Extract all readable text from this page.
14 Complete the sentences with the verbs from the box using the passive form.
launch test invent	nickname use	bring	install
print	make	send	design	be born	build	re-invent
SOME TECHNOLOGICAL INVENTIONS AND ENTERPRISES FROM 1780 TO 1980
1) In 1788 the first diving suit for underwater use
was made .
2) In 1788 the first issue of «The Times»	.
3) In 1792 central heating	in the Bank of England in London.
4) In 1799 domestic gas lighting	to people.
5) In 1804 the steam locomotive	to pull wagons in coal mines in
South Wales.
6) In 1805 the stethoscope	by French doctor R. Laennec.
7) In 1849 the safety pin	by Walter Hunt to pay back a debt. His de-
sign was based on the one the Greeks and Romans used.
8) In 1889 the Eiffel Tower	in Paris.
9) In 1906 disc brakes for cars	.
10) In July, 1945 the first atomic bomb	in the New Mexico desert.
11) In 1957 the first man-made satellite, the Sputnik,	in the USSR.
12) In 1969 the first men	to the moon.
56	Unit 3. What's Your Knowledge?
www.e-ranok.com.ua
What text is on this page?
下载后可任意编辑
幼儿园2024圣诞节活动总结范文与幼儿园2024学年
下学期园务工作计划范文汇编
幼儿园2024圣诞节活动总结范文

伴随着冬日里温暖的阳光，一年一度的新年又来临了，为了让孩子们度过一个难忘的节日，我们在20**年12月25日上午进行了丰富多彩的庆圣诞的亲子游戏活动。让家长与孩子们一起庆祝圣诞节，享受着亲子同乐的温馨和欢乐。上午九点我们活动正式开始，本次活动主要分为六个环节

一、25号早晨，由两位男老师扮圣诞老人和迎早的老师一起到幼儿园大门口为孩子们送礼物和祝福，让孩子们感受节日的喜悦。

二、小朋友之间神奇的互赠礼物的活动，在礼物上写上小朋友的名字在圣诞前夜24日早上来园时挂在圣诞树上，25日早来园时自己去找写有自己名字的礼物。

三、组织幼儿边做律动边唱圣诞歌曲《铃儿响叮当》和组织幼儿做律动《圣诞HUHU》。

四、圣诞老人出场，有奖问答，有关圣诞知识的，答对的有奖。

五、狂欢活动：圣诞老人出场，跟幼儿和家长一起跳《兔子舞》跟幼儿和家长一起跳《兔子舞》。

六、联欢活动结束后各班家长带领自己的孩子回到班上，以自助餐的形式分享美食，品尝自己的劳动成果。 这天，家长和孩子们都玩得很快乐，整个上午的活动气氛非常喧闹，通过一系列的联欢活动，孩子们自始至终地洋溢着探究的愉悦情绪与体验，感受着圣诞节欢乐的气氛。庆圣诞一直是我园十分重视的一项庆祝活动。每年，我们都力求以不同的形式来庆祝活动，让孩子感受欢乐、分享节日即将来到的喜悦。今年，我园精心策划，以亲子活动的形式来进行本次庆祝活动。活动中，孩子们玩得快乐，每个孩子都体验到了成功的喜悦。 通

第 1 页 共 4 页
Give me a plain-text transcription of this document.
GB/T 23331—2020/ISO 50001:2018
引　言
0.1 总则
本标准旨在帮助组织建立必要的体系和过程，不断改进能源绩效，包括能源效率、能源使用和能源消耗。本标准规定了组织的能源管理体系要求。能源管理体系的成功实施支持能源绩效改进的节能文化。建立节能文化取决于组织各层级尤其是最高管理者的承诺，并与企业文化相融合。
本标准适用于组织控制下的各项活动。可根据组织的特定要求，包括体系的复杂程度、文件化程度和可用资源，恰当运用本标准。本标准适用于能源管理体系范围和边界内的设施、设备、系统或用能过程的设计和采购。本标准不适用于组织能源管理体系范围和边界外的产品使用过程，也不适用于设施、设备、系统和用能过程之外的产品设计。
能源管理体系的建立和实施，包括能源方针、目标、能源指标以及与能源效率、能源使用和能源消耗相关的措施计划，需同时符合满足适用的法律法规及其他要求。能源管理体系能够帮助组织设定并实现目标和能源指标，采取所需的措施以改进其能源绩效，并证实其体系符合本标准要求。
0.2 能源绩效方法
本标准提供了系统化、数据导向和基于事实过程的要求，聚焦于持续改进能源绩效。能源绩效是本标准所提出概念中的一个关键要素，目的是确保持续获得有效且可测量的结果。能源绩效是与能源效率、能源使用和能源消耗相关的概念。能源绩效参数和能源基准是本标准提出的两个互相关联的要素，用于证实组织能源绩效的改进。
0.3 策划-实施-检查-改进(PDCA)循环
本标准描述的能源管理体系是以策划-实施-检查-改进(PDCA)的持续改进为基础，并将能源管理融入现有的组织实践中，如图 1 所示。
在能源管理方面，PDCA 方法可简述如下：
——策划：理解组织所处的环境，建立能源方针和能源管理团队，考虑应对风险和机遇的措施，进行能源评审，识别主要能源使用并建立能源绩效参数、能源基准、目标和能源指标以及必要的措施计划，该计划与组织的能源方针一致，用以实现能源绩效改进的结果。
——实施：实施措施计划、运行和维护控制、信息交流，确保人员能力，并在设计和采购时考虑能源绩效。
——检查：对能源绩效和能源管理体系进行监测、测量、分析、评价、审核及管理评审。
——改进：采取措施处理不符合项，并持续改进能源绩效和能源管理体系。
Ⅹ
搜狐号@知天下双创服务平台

STATED PROBLEM – Exactly reproduce every line found in the records.

FULL RESPONSE –
Extract all readable text from this page.
14 Complete the sentences with the verbs from the box using the passive form.
launch test invent	nickname use	bring	install
print	make	send	design	be born	build	re-invent
SOME TECHNOLOGICAL INVENTIONS AND ENTERPRISES FROM 1780 TO 1980
1) In 1788 the first diving suit for underwater use
was made .
2) In 1788 the first issue of «The Times»	.
3) In 1792 central heating	in the Bank of England in London.
4) In 1799 domestic gas lighting	to people.
5) In 1804 the steam locomotive	to pull wagons in coal mines in
South Wales.
6) In 1805 the stethoscope	by French doctor R. Laennec.
7) In 1849 the safety pin	by Walter Hunt to pay back a debt. His de-
sign was based on the one the Greeks and Romans used.
8) In 1889 the Eiffel Tower	in Paris.
9) In 1906 disc brakes for cars	.
10) In July, 1945 the first atomic bomb	in the New Mexico desert.
11) In 1957 the first man-made satellite, the Sputnik,	in the USSR.
12) In 1969 the first men	to the moon.
56	Unit 3. What's Your Knowledge?
www.e-ranok.com.ua
What text is on this page?
下载后可任意编辑
幼儿园2024圣诞节活动总结范文与幼儿园2024学年
下学期园务工作计划范文汇编
幼儿园2024圣诞节活动总结范文

伴随着冬日里温暖的阳光，一年一度的新年又来临了，为了让孩子们度过一个难忘的节日，我们在20**年12月25日上午进行了丰富多彩的庆圣诞的亲子游戏活动。让家长与孩子们一起庆祝圣诞节，享受着亲子同乐的温馨和欢乐。上午九点我们活动正式开始，本次活动主要分为六个环节

一、25号早晨，由两位男老师扮圣诞老人和迎早的老师一起到幼儿园大门口为孩子们送礼物和祝福，让孩子们感受节日的喜悦。

二、小朋友之间神奇的互赠礼物的活动，在礼物上写上小朋友的名字在圣诞前夜24日早上来园时挂在圣诞树上，25日早来园时自己去找写有自己名字的礼物。

三、组织幼儿边做律动边唱圣诞歌曲《铃儿响叮当》和组织幼儿做律动《圣诞HUHU》。

四、圣诞老人出场，有奖问答，有关圣诞知识的，答对的有奖。

五、狂欢活动：圣诞老人出场，跟幼儿和家长一起跳《兔子舞》跟幼儿和家长一起跳《兔子舞》。

六、联欢活动结束后各班家长带领自己的孩子回到班上，以自助餐的形式分享美食，品尝自己的劳动成果。 这天，家长和孩子们都玩得很快乐，整个上午的活动气氛非常喧闹，通过一系列的联欢活动，孩子们自始至终地洋溢着探究的愉悦情绪与体验，感受着圣诞节欢乐的气氛。庆圣诞一直是我园十分重视的一项庆祝活动。每年，我们都力求以不同的形式来庆祝活动，让孩子感受欢乐、分享节日即将来到的喜悦。今年，我园精心策划，以亲子活动的形式来进行本次庆祝活动。活动中，孩子们玩得快乐，每个孩子都体验到了成功的喜悦。 通

第 1 页 共 4 页
Give me a plain-text transcription of this document.
GB/T 23331—2020/ISO 50001:2018
引　言
0.1 总则
本标准旨在帮助组织建立必要的体系和过程，不断改进能源绩效，包括能源效率、能源使用和能源消耗。本标准规定了组织的能源管理体系要求。能源管理体系的成功实施支持能源绩效改进的节能文化。建立节能文化取决于组织各层级尤其是最高管理者的承诺，并与企业文化相融合。
本标准适用于组织控制下的各项活动。可根据组织的特定要求，包括体系的复杂程度、文件化程度和可用资源，恰当运用本标准。本标准适用于能源管理体系范围和边界内的设施、设备、系统或用能过程的设计和采购。本标准不适用于组织能源管理体系范围和边界外的产品使用过程，也不适用于设施、设备、系统和用能过程之外的产品设计。
能源管理体系的建立和实施，包括能源方针、目标、能源指标以及与能源效率、能源使用和能源消耗相关的措施计划，需同时符合满足适用的法律法规及其他要求。能源管理体系能够帮助组织设定并实现目标和能源指标，采取所需的措施以改进其能源绩效，并证实其体系符合本标准要求。
0.2 能源绩效方法
本标准提供了系统化、数据导向和基于事实过程的要求，聚焦于持续改进能源绩效。能源绩效是本标准所提出概念中的一个关键要素，目的是确保持续获得有效且可测量的结果。能源绩效是与能源效率、能源使用和能源消耗相关的概念。能源绩效参数和能源基准是本标准提出的两个互相关联的要素，用于证实组织能源绩效的改进。
0.3 策划-实施-检查-改进(PDCA)循环
本标准描述的能源管理体系是以策划-实施-检查-改进(PDCA)的持续改进为基础，并将能源管理融入现有的组织实践中，如图 1 所示。
在能源管理方面，PDCA 方法可简述如下：
——策划：理解组织所处的环境，建立能源方针和能源管理团队，考虑应对风险和机遇的措施，进行能源评审，识别主要能源使用并建立能源绩效参数、能源基准、目标和能源指标以及必要的措施计划，该计划与组织的能源方针一致，用以实现能源绩效改进的结果。
——实施：实施措施计划、运行和维护控制、信息交流，确保人员能力，并在设计和采购时考虑能源绩效。
——检查：对能源绩效和能源管理体系进行监测、测量、分析、评价、审核及管理评审。
——改进：采取措施处理不符合项，并持续改进能源绩效和能源管理体系。
Ⅹ
搜狐号@知天下双创服务平台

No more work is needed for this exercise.